> _APPLY WHAT YOU READ_
1/ According to the passage about the Bourns College of Engineering, in what year was the college established?
2/ Copy the portion of the passage about the Bourns College of Engineering starting with "Notable research centers" and going on through "for engineering programs.".

> _PASSAGE FOR REVIEW_
________________________________________

The Marlan and Rosemary Bourns College of Engineering, or commonly known as Bourns Engineering or BCOE, is an Accreditation Board for Engineering and Technology-accredited College of Engineering located in Riverside, California on the campus of the University of California, Riverside. The Marlan and Rosemary Bourns College of Engineering was established in 1989, and named in honor of Marlan Bourns, a B.S. physics graduate of the University of Michigan and Rosemary Bourns, founders of Bourns, Inc.

BCOE is home to the world's largest indoor atmospheric chamber, an 8,000 square foot class 100/1,000 cleanroom, a 4,300 square foot mechanical engineering machine shop and a 13-ton 3 Tesla Siemens Prisma MRI machine and more. The college has more than 300,000 square feet of lab and research space.

Notable research centers include the Center for Environmental Research & Technology, Winston Chung Global Energy Center, Center for Research and Education in Cyber Security and Privacy, and the Center for Research in Intelligent Systems.

Departments and programs
The Bourns College of Engineering has five departments, four interdepartmental programs, and an online master's program all of which are accredited by the Accreditation Board for Engineering and Technology (ABET), the nationally recognized accrediting body for engineering programs.
 Bioengineering (BIEN)
 Chemical & Environmental Engineering (CEE)

________________________________________

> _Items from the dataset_
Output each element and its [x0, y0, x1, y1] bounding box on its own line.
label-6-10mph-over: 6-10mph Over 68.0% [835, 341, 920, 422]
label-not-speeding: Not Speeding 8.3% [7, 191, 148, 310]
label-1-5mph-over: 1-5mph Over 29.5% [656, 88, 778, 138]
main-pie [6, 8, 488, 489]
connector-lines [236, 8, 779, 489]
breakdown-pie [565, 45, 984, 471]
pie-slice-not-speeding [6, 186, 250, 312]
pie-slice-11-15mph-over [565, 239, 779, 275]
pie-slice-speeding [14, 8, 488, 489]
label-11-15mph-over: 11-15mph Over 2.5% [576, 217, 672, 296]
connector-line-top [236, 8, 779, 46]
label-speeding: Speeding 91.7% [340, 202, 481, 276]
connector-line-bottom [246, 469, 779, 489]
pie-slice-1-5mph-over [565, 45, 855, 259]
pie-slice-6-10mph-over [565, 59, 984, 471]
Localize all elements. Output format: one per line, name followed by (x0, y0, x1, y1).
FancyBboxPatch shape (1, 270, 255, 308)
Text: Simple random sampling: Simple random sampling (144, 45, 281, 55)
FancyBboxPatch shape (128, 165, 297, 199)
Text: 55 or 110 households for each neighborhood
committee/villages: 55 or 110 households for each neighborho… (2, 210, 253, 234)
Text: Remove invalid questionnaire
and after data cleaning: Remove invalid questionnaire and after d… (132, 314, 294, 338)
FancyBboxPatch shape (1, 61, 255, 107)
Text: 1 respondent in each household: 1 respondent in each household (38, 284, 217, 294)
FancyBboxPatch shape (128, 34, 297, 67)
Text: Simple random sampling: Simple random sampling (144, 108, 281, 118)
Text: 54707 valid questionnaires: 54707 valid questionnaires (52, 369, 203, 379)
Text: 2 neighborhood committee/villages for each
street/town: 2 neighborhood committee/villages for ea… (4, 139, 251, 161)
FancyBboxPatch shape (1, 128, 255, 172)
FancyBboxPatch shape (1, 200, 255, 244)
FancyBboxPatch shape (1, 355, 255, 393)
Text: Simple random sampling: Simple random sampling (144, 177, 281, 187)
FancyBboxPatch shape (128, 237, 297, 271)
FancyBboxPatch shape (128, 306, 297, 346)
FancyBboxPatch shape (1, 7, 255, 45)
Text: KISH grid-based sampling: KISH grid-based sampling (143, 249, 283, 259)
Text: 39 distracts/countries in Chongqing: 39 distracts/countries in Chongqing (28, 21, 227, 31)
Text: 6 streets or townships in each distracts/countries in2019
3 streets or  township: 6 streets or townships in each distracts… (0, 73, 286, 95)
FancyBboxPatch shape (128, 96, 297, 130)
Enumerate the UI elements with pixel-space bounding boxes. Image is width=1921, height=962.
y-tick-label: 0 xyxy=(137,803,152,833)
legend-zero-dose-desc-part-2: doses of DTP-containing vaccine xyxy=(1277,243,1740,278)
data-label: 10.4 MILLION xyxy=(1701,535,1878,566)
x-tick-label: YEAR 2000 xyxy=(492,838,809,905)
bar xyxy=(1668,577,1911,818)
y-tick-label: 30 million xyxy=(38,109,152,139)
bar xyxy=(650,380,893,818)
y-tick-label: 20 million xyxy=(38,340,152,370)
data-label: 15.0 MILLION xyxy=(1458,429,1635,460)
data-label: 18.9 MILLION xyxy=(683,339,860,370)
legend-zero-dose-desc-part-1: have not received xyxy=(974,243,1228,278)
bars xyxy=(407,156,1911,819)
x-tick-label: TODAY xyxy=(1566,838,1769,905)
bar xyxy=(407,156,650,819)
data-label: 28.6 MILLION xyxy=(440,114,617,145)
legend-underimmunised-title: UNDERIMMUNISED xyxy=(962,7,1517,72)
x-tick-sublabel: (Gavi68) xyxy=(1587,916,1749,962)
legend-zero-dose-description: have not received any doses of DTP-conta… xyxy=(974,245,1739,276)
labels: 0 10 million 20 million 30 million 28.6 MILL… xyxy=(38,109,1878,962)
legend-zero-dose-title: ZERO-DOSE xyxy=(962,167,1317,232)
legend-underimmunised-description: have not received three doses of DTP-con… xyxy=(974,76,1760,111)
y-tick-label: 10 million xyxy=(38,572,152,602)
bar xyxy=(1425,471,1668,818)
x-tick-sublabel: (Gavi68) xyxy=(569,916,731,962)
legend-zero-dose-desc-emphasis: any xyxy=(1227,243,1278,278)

________________________________________

> _ANSWER SET_
1/ 1989

2/
Notable research centers include the Center for Environmental Research & Technology, Winston Chung Global Energy Center, Center for Research and Education in Cyber Security and Privacy, and the Center for Research in Intelligent Systems.

Departments and programs
The Bourns College of Engineering has five departments, four interdepartmental programs, and an online master's program all of which are accredited by the Accreditation Board for Engineering and Technology (ABET), the nationally recognized accrediting body for engineering programs.